▶ **DIRECTIVE**
Copy every record below exactly.

▶ **Collection entries**
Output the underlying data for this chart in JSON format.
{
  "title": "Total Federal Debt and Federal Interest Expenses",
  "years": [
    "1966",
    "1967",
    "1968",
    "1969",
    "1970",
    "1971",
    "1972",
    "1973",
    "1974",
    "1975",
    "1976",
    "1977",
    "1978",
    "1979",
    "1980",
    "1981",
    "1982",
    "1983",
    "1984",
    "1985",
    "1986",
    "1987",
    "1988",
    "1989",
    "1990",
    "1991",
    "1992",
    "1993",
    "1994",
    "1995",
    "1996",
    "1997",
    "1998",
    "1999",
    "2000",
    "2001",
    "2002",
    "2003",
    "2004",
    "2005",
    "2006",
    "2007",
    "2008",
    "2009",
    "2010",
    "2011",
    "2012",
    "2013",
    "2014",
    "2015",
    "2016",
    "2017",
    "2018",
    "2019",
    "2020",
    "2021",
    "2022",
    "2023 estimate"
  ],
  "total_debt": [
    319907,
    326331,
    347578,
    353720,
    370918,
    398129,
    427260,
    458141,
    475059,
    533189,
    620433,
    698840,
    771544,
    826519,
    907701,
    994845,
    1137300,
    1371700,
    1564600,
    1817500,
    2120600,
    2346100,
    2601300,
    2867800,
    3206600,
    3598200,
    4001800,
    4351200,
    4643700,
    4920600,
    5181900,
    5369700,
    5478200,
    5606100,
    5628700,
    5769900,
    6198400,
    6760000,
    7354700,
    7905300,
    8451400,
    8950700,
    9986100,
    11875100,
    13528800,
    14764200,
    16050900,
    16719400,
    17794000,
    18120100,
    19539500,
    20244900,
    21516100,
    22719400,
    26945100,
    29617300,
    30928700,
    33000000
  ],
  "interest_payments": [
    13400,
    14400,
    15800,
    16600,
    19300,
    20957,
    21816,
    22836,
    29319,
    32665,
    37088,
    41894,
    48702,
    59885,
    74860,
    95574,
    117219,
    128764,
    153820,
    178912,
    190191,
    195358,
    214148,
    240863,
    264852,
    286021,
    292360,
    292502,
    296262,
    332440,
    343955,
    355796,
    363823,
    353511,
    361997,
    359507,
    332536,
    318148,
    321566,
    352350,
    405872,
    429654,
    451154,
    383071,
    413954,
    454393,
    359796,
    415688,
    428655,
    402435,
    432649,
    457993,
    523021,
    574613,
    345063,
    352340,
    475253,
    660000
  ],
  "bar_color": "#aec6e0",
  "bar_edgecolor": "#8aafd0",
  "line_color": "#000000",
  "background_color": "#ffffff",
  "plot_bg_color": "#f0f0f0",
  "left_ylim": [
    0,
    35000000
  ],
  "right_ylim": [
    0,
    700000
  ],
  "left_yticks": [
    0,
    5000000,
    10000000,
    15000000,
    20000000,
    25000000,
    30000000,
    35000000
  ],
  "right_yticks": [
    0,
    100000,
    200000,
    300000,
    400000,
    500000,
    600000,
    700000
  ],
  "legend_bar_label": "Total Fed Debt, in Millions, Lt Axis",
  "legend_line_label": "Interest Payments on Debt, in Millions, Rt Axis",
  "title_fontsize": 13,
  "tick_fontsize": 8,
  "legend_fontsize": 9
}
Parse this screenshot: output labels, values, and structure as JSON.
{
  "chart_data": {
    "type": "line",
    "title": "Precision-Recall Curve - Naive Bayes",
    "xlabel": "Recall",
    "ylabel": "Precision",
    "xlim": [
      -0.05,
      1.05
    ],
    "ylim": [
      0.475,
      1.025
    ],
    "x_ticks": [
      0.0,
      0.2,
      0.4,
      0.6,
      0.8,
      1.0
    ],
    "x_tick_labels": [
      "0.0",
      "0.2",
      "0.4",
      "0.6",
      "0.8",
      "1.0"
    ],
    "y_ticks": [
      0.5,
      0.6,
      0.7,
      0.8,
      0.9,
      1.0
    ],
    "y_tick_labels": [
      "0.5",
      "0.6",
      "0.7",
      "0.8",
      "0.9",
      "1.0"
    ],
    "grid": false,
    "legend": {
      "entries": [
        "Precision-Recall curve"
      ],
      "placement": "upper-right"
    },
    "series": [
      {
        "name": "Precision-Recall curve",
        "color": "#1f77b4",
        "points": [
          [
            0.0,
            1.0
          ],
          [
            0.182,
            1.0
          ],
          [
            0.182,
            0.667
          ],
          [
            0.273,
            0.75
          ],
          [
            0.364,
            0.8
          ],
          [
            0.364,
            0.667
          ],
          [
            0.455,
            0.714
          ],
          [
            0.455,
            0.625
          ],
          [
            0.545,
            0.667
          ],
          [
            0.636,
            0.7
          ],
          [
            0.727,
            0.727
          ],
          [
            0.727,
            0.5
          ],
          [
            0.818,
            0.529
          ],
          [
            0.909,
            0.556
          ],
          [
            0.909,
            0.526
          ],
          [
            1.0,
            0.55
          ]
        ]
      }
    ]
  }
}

▶ **THE SOLUTION**
Output the underlying data for this chart in JSON format.
{
  "title": "Total Federal Debt and Federal Interest Expenses",
  "years": [
    "1966",
    "1967",
    "1968",
    "1969",
    "1970",
    "1971",
    "1972",
    "1973",
    "1974",
    "1975",
    "1976",
    "1977",
    "1978",
    "1979",
    "1980",
    "1981",
    "1982",
    "1983",
    "1984",
    "1985",
    "1986",
    "1987",
    "1988",
    "1989",
    "1990",
    "1991",
    "1992",
    "1993",
    "1994",
    "1995",
    "1996",
    "1997",
    "1998",
    "1999",
    "2000",
    "2001",
    "2002",
    "2003",
    "2004",
    "2005",
    "2006",
    "2007",
    "2008",
    "2009",
    "2010",
    "2011",
    "2012",
    "2013",
    "2014",
    "2015",
    "2016",
    "2017",
    "2018",
    "2019",
    "2020",
    "2021",
    "2022",
    "2023 estimate"
  ],
  "total_debt": [
    319907,
    326331,
    347578,
    353720,
    370918,
    398129,
    427260,
    458141,
    475059,
    533189,
    620433,
    698840,
    771544,
    826519,
    907701,
    994845,
    1137300,
    1371700,
    1564600,
    1817500,
    2120600,
    2346100,
    2601300,
    2867800,
    3206600,
    3598200,
    4001800,
    4351200,
    4643700,
    4920600,
    5181900,
    5369700,
    5478200,
    5606100,
    5628700,
    5769900,
    6198400,
    6760000,
    7354700,
    7905300,
    8451400,
    8950700,
    9986100,
    11875100,
    13528800,
    14764200,
    16050900,
    16719400,
    17794000,
    18120100,
    19539500,
    20244900,
    21516100,
    22719400,
    26945100,
    29617300,
    30928700,
    33000000
  ],
  "interest_payments": [
    13400,
    14400,
    15800,
    16600,
    19300,
    20957,
    21816,
    22836,
    29319,
    32665,
    37088,
    41894,
    48702,
    59885,
    74860,
    95574,
    117219,
    128764,
    153820,
    178912,
    190191,
    195358,
    214148,
    240863,
    264852,
    286021,
    292360,
    292502,
    296262,
    332440,
    343955,
    355796,
    363823,
    353511,
    361997,
    359507,
    332536,
    318148,
    321566,
    352350,
    405872,
    429654,
    451154,
    383071,
    413954,
    454393,
    359796,
    415688,
    428655,
    402435,
    432649,
    457993,
    523021,
    574613,
    345063,
    352340,
    475253,
    660000
  ],
  "bar_color": "#aec6e0",
  "bar_edgecolor": "#8aafd0",
  "line_color": "#000000",
  "background_color": "#ffffff",
  "plot_bg_color": "#f0f0f0",
  "left_ylim": [
    0,
    35000000
  ],
  "right_ylim": [
    0,
    700000
  ],
  "left_yticks": [
    0,
    5000000,
    10000000,
    15000000,
    20000000,
    25000000,
    30000000,
    35000000
  ],
  "right_yticks": [
    0,
    100000,
    200000,
    300000,
    400000,
    500000,
    600000,
    700000
  ],
  "legend_bar_label": "Total Fed Debt, in Millions, Lt Axis",
  "legend_line_label": "Interest Payments on Debt, in Millions, Rt Axis",
  "title_fontsize": 13,
  "tick_fontsize": 8,
  "legend_fontsize": 9
}
Parse this screenshot: output labels, values, and structure as JSON.
{
  "chart_data": {
    "type": "line",
    "title": "Precision-Recall Curve - Naive Bayes",
    "xlabel": "Recall",
    "ylabel": "Precision",
    "xlim": [
      -0.05,
      1.05
    ],
    "ylim": [
      0.475,
      1.025
    ],
    "x_ticks": [
      0.0,
      0.2,
      0.4,
      0.6,
      0.8,
      1.0
    ],
    "x_tick_labels": [
      "0.0",
      "0.2",
      "0.4",
      "0.6",
      "0.8",
      "1.0"
    ],
    "y_ticks": [
      0.5,
      0.6,
      0.7,
      0.8,
      0.9,
      1.0
    ],
    "y_tick_labels": [
      "0.5",
      "0.6",
      "0.7",
      "0.8",
      "0.9",
      "1.0"
    ],
    "grid": false,
    "legend": {
      "entries": [
        "Precision-Recall curve"
      ],
      "placement": "upper-right"
    },
    "series": [
      {
        "name": "Precision-Recall curve",
        "color": "#1f77b4",
        "points": [
          [
            0.0,
            1.0
          ],
          [
            0.182,
            1.0
          ],
          [
            0.182,
            0.667
          ],
          [
            0.273,
            0.75
          ],
          [
            0.364,
            0.8
          ],
          [
            0.364,
            0.667
          ],
          [
            0.455,
            0.714
          ],
          [
            0.455,
            0.625
          ],
          [
            0.545,
            0.667
          ],
          [
            0.636,
            0.7
          ],
          [
            0.727,
            0.727
          ],
          [
            0.727,
            0.5
          ],
          [
            0.818,
            0.529
          ],
          [
            0.909,
            0.556
          ],
          [
            0.909,
            0.526
          ],
          [
            1.0,
            0.55
          ]
        ]
      }
    ]
  }
}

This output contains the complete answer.